Stated problem —
Could you copy the lines below character for character, leaving out the pictures?

>> Start Material for the task

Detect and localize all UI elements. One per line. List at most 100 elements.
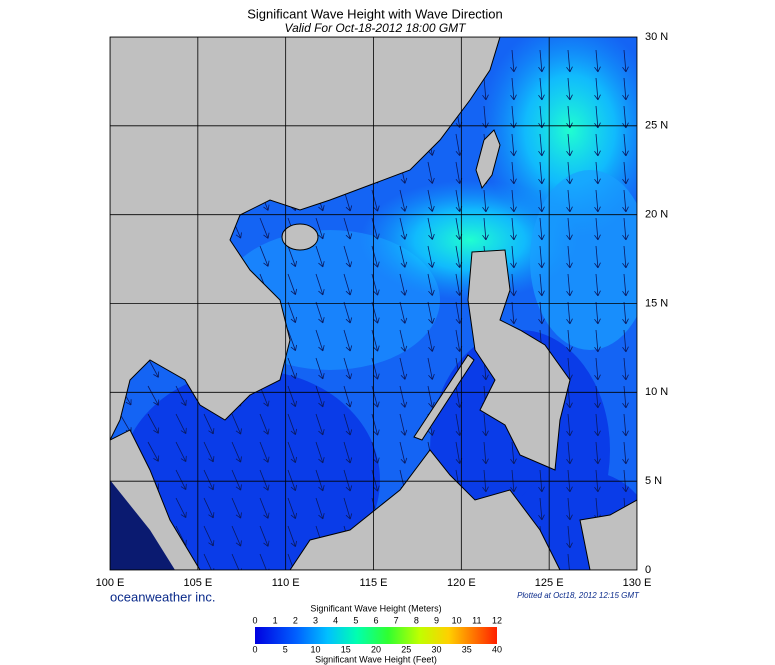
lat-label: 5 N bbox=[645, 475, 662, 487]
colorbar-tick: 11 bbox=[472, 615, 481, 625]
arrow bbox=[510, 161, 517, 185]
title: Significant Wave Height with Wave Direct… bbox=[247, 6, 503, 21]
arrow bbox=[343, 357, 353, 380]
arrow bbox=[371, 357, 380, 380]
colorbar-tick: 6 bbox=[373, 615, 378, 625]
arrow bbox=[566, 301, 573, 325]
arrow bbox=[566, 77, 573, 101]
colorbar-tick: 5 bbox=[353, 615, 358, 625]
arrow bbox=[399, 357, 408, 380]
arrow bbox=[510, 133, 517, 157]
arrow bbox=[147, 441, 160, 462]
arrow bbox=[287, 385, 298, 407]
arrow bbox=[399, 329, 408, 352]
arrow bbox=[566, 217, 573, 241]
lon-label: 125 E bbox=[535, 577, 564, 589]
land bbox=[110, 37, 637, 570]
arrow bbox=[147, 413, 160, 434]
arrow bbox=[566, 413, 573, 437]
arrow bbox=[594, 161, 601, 185]
arrow bbox=[203, 553, 215, 570]
lon-label: 120 E bbox=[447, 577, 476, 589]
colorbar-tick: 0 bbox=[252, 615, 257, 625]
arrow bbox=[594, 245, 601, 269]
arrow bbox=[427, 245, 435, 268]
arrow bbox=[482, 413, 489, 437]
arrow bbox=[594, 441, 601, 465]
colorbar-tick: 1 bbox=[273, 615, 278, 625]
arrow bbox=[343, 273, 353, 296]
arrow bbox=[371, 217, 380, 240]
arrow bbox=[622, 161, 629, 185]
arrow bbox=[371, 301, 380, 324]
arrow bbox=[427, 357, 435, 380]
arrow bbox=[594, 49, 601, 73]
arrow bbox=[175, 497, 187, 519]
arrow bbox=[622, 217, 629, 241]
arrow bbox=[315, 329, 325, 352]
arrow bbox=[231, 497, 242, 519]
borneo bbox=[289, 449, 561, 570]
lon-label: 130 E bbox=[623, 577, 652, 589]
sumatra-sea bbox=[110, 480, 175, 570]
arrow bbox=[399, 273, 408, 296]
lon-label: 115 E bbox=[360, 577, 388, 589]
arrow bbox=[287, 413, 298, 435]
arrow bbox=[622, 245, 629, 269]
arrow bbox=[622, 273, 629, 297]
colorbar-tick: 3 bbox=[313, 615, 318, 625]
arrow bbox=[259, 245, 270, 267]
arrow bbox=[399, 413, 408, 436]
taiwan bbox=[475, 129, 501, 190]
philippines bbox=[467, 249, 571, 471]
arrow bbox=[566, 161, 573, 185]
arrow bbox=[622, 441, 629, 465]
arrow bbox=[371, 385, 380, 408]
arrow bbox=[622, 49, 629, 73]
palawan bbox=[413, 354, 475, 441]
colorbar-tick: 25 bbox=[401, 644, 411, 654]
colorbar bbox=[255, 627, 497, 644]
colorbar-tick: 2 bbox=[293, 615, 298, 625]
map-labels: 30 N 25 N 20 N 15 N 10 N 5 N 0 100 E 105 E 110 E 1… bbox=[96, 31, 669, 589]
arrow bbox=[343, 497, 353, 520]
arrow bbox=[287, 357, 298, 379]
lat-label: 25 N bbox=[645, 120, 668, 132]
hainan bbox=[281, 223, 319, 251]
arrow bbox=[371, 441, 380, 464]
arrow bbox=[343, 441, 353, 464]
arrow bbox=[538, 189, 545, 213]
arrow bbox=[371, 273, 380, 296]
arrow bbox=[622, 385, 629, 409]
arrow bbox=[287, 441, 298, 463]
arrow bbox=[259, 525, 270, 547]
arrow bbox=[538, 245, 545, 269]
arrow bbox=[203, 497, 215, 519]
arrow bbox=[566, 245, 573, 269]
arrow bbox=[510, 301, 517, 325]
arrow bbox=[399, 301, 408, 324]
arrow bbox=[147, 385, 160, 406]
colorbar-tick: 9 bbox=[434, 615, 439, 625]
arrow bbox=[538, 301, 545, 325]
arrow bbox=[343, 385, 353, 408]
arrow bbox=[594, 189, 601, 213]
arrow bbox=[343, 329, 353, 352]
colorbar-tick: 5 bbox=[283, 644, 288, 654]
arrow bbox=[343, 217, 353, 240]
arrow bbox=[538, 77, 545, 101]
brand: oceanweather inc. bbox=[110, 589, 216, 604]
arrow bbox=[315, 413, 325, 436]
arrow bbox=[510, 441, 517, 465]
arrow bbox=[427, 217, 435, 240]
arrow bbox=[287, 301, 298, 323]
arrow bbox=[371, 189, 380, 212]
arrow bbox=[287, 245, 298, 267]
map bbox=[110, 37, 637, 570]
arrow bbox=[259, 497, 270, 519]
arrow bbox=[566, 189, 573, 213]
arrow bbox=[203, 441, 215, 463]
arrow bbox=[287, 525, 298, 547]
colorbar-ticks: 0 1 2 3 4 5 6 7 8 9 10 11 120 5 10 15 20 25 30 35 40 bbox=[252, 615, 502, 654]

>> End Material for the task

The output —
Detect and localize all UI elements. One per line. List at most 100 elements.
lat-label: 5 N bbox=[645, 475, 662, 487]
colorbar-tick: 11 bbox=[472, 615, 481, 625]
arrow bbox=[510, 161, 517, 185]
title: Significant Wave Height with Wave Direct… bbox=[247, 6, 503, 21]
arrow bbox=[343, 357, 353, 380]
arrow bbox=[371, 357, 380, 380]
colorbar-tick: 6 bbox=[373, 615, 378, 625]
arrow bbox=[566, 301, 573, 325]
arrow bbox=[566, 77, 573, 101]
colorbar-tick: 5 bbox=[353, 615, 358, 625]
arrow bbox=[399, 357, 408, 380]
arrow bbox=[510, 133, 517, 157]
arrow bbox=[147, 441, 160, 462]
arrow bbox=[287, 385, 298, 407]
arrow bbox=[399, 329, 408, 352]
arrow bbox=[566, 217, 573, 241]
lon-label: 125 E bbox=[535, 577, 564, 589]
land bbox=[110, 37, 637, 570]
arrow bbox=[147, 413, 160, 434]
arrow bbox=[566, 413, 573, 437]
arrow bbox=[594, 161, 601, 185]
arrow bbox=[203, 553, 215, 570]
lon-label: 120 E bbox=[447, 577, 476, 589]
colorbar-tick: 0 bbox=[252, 615, 257, 625]
arrow bbox=[594, 245, 601, 269]
arrow bbox=[427, 245, 435, 268]
arrow bbox=[482, 413, 489, 437]
arrow bbox=[594, 441, 601, 465]
colorbar-tick: 1 bbox=[273, 615, 278, 625]
arrow bbox=[343, 273, 353, 296]
arrow bbox=[371, 217, 380, 240]
arrow bbox=[622, 161, 629, 185]
arrow bbox=[371, 301, 380, 324]
arrow bbox=[427, 357, 435, 380]
arrow bbox=[594, 49, 601, 73]
arrow bbox=[175, 497, 187, 519]
arrow bbox=[622, 217, 629, 241]
arrow bbox=[315, 329, 325, 352]
arrow bbox=[231, 497, 242, 519]
borneo bbox=[289, 449, 561, 570]
lon-label: 130 E bbox=[623, 577, 652, 589]
sumatra-sea bbox=[110, 480, 175, 570]
arrow bbox=[399, 273, 408, 296]
lon-label: 115 E bbox=[360, 577, 388, 589]
arrow bbox=[287, 413, 298, 435]
arrow bbox=[622, 245, 629, 269]
arrow bbox=[622, 273, 629, 297]
colorbar-tick: 3 bbox=[313, 615, 318, 625]
arrow bbox=[259, 245, 270, 267]
arrow bbox=[399, 413, 408, 436]
taiwan bbox=[475, 129, 501, 190]
philippines bbox=[467, 249, 571, 471]
arrow bbox=[566, 161, 573, 185]
arrow bbox=[622, 441, 629, 465]
arrow bbox=[371, 385, 380, 408]
arrow bbox=[622, 49, 629, 73]
palawan bbox=[413, 354, 475, 441]
colorbar-tick: 25 bbox=[401, 644, 411, 654]
colorbar bbox=[255, 627, 497, 644]
colorbar-tick: 2 bbox=[293, 615, 298, 625]
map-labels: 30 N 25 N 20 N 15 N 10 N 5 N 0 100 E 105 E 110 E 1… bbox=[96, 31, 669, 589]
arrow bbox=[343, 497, 353, 520]
arrow bbox=[287, 357, 298, 379]
lat-label: 25 N bbox=[645, 120, 668, 132]
hainan bbox=[281, 223, 319, 251]
arrow bbox=[371, 441, 380, 464]
arrow bbox=[343, 441, 353, 464]
arrow bbox=[538, 189, 545, 213]
arrow bbox=[371, 273, 380, 296]
arrow bbox=[622, 385, 629, 409]
arrow bbox=[287, 441, 298, 463]
arrow bbox=[259, 525, 270, 547]
arrow bbox=[538, 245, 545, 269]
arrow bbox=[203, 497, 215, 519]
arrow bbox=[566, 245, 573, 269]
arrow bbox=[510, 301, 517, 325]
arrow bbox=[399, 301, 408, 324]
arrow bbox=[147, 385, 160, 406]
colorbar-tick: 9 bbox=[434, 615, 439, 625]
arrow bbox=[538, 301, 545, 325]
arrow bbox=[343, 385, 353, 408]
arrow bbox=[594, 189, 601, 213]
arrow bbox=[343, 329, 353, 352]
colorbar-tick: 5 bbox=[283, 644, 288, 654]
arrow bbox=[343, 217, 353, 240]
arrow bbox=[538, 77, 545, 101]
brand: oceanweather inc. bbox=[110, 589, 216, 604]
arrow bbox=[315, 413, 325, 436]
arrow bbox=[510, 441, 517, 465]
arrow bbox=[427, 217, 435, 240]
arrow bbox=[287, 301, 298, 323]
arrow bbox=[371, 189, 380, 212]
arrow bbox=[287, 245, 298, 267]
map bbox=[110, 37, 637, 570]
arrow bbox=[259, 497, 270, 519]
arrow bbox=[566, 189, 573, 213]
arrow bbox=[203, 441, 215, 463]
arrow bbox=[287, 525, 298, 547]
colorbar-ticks: 0 1 2 3 4 5 6 7 8 9 10 11 120 5 10 15 20 25 30 35 40 bbox=[252, 615, 502, 654]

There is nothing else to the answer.